DIRECTIONS:
Each line that holds the word "High" counts once. Give the total number of such lines and nothing else.

DATASET RECORDS:
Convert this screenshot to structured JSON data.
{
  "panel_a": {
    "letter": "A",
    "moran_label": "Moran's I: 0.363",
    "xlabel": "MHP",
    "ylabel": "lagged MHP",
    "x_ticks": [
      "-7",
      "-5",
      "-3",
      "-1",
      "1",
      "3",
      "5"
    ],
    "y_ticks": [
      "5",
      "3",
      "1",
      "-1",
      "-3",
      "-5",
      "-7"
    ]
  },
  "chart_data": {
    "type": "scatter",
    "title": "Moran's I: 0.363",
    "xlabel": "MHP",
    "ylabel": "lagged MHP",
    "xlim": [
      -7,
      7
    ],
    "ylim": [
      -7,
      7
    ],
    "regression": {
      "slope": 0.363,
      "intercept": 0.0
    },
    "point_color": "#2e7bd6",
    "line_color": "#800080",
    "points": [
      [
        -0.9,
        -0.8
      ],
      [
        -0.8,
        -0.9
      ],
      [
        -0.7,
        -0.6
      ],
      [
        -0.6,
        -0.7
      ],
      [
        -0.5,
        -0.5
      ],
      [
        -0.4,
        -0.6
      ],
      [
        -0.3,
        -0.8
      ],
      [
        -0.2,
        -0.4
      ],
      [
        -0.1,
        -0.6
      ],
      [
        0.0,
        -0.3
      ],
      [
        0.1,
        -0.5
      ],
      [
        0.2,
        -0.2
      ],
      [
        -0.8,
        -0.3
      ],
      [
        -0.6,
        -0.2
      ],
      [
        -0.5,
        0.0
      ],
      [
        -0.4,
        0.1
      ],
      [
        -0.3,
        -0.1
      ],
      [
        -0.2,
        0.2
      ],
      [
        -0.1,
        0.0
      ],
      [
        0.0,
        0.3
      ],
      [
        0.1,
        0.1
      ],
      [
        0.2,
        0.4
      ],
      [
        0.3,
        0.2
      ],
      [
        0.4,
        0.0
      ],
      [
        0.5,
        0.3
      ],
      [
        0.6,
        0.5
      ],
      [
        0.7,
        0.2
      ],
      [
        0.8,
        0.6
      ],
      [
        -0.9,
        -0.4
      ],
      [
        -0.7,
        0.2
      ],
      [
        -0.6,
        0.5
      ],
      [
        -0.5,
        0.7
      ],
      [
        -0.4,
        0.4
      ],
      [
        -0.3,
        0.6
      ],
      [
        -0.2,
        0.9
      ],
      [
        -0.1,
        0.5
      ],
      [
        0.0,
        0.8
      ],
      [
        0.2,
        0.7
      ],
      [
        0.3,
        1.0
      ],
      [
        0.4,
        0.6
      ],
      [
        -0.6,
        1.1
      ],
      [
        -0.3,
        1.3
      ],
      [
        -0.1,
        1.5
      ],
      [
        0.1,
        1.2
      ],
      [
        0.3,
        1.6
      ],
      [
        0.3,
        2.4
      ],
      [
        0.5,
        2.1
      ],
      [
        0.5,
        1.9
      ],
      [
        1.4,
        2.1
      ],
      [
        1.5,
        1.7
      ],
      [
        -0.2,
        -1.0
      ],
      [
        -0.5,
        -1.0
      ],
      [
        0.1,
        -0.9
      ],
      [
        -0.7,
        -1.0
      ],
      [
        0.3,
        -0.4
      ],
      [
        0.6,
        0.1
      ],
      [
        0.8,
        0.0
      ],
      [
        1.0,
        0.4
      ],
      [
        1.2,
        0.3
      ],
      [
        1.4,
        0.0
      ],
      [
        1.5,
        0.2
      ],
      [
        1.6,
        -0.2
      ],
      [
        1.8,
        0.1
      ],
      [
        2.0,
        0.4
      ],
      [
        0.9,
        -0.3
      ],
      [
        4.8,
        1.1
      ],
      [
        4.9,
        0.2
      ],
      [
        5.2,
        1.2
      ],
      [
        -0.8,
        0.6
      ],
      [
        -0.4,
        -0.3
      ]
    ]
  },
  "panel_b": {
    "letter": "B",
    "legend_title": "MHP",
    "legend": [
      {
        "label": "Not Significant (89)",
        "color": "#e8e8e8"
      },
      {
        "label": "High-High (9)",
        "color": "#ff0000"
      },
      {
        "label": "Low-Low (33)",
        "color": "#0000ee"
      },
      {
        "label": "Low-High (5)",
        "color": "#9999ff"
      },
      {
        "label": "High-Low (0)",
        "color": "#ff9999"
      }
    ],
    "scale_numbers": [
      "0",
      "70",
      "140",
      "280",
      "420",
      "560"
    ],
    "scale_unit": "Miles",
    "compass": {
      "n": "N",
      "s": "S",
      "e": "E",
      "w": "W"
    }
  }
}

WRITTEN ANSWER:
3